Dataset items
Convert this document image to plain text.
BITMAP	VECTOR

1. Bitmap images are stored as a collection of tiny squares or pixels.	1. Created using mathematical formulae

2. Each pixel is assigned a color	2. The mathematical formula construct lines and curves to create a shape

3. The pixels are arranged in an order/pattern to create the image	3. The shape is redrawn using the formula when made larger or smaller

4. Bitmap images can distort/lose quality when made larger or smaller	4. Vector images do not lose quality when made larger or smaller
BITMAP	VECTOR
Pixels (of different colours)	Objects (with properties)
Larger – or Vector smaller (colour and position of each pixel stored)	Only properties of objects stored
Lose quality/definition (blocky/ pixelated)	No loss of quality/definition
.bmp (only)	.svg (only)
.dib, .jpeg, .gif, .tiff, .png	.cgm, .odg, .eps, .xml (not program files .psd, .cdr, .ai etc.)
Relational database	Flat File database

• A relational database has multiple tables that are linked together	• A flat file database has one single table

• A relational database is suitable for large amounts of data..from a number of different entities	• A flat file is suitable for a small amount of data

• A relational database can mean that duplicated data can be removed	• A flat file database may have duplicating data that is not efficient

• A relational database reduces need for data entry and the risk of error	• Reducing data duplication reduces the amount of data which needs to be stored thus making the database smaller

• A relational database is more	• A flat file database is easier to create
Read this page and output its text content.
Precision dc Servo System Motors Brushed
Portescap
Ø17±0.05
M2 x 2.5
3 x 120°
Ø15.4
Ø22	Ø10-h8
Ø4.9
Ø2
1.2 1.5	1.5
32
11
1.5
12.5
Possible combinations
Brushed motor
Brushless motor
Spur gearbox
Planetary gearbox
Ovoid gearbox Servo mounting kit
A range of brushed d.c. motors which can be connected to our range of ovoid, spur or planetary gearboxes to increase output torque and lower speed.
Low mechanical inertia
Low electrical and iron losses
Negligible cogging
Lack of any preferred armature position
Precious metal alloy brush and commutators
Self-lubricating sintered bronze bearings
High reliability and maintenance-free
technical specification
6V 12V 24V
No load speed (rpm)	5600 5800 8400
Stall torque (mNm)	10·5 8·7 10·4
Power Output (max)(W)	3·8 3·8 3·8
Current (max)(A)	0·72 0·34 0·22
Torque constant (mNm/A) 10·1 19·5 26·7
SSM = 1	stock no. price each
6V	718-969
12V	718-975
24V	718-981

Exercise details: All of the lines above must be returned exactly.

Result of this exercise:
Convert this document image to plain text.
BITMAP	VECTOR

1. Bitmap images are stored as a collection of tiny squares or pixels.	1. Created using mathematical formulae

2. Each pixel is assigned a color	2. The mathematical formula construct lines and curves to create a shape

3. The pixels are arranged in an order/pattern to create the image	3. The shape is redrawn using the formula when made larger or smaller

4. Bitmap images can distort/lose quality when made larger or smaller	4. Vector images do not lose quality when made larger or smaller
BITMAP	VECTOR
Pixels (of different colours)	Objects (with properties)
Larger – or Vector smaller (colour and position of each pixel stored)	Only properties of objects stored
Lose quality/definition (blocky/ pixelated)	No loss of quality/definition
.bmp (only)	.svg (only)
.dib, .jpeg, .gif, .tiff, .png	.cgm, .odg, .eps, .xml (not program files .psd, .cdr, .ai etc.)
Relational database	Flat File database

• A relational database has multiple tables that are linked together	• A flat file database has one single table

• A relational database is suitable for large amounts of data..from a number of different entities	• A flat file is suitable for a small amount of data

• A relational database can mean that duplicated data can be removed	• A flat file database may have duplicating data that is not efficient

• A relational database reduces need for data entry and the risk of error	• Reducing data duplication reduces the amount of data which needs to be stored thus making the database smaller

• A relational database is more	• A flat file database is easier to create
Read this page and output its text content.
Precision dc Servo System Motors Brushed
Portescap
Ø17±0.05
M2 x 2.5
3 x 120°
Ø15.4
Ø22	Ø10-h8
Ø4.9
Ø2
1.2 1.5	1.5
32
11
1.5
12.5
Possible combinations
Brushed motor
Brushless motor
Spur gearbox
Planetary gearbox
Ovoid gearbox Servo mounting kit
A range of brushed d.c. motors which can be connected to our range of ovoid, spur or planetary gearboxes to increase output torque and lower speed.
Low mechanical inertia
Low electrical and iron losses
Negligible cogging
Lack of any preferred armature position
Precious metal alloy brush and commutators
Self-lubricating sintered bronze bearings
High reliability and maintenance-free
technical specification
6V 12V 24V
No load speed (rpm)	5600 5800 8400
Stall torque (mNm)	10·5 8·7 10·4
Power Output (max)(W)	3·8 3·8 3·8
Current (max)(A)	0·72 0·34 0·22
Torque constant (mNm/A) 10·1 19·5 26·7
SSM = 1	stock no. price each
6V	718-969
12V	718-975
24V	718-981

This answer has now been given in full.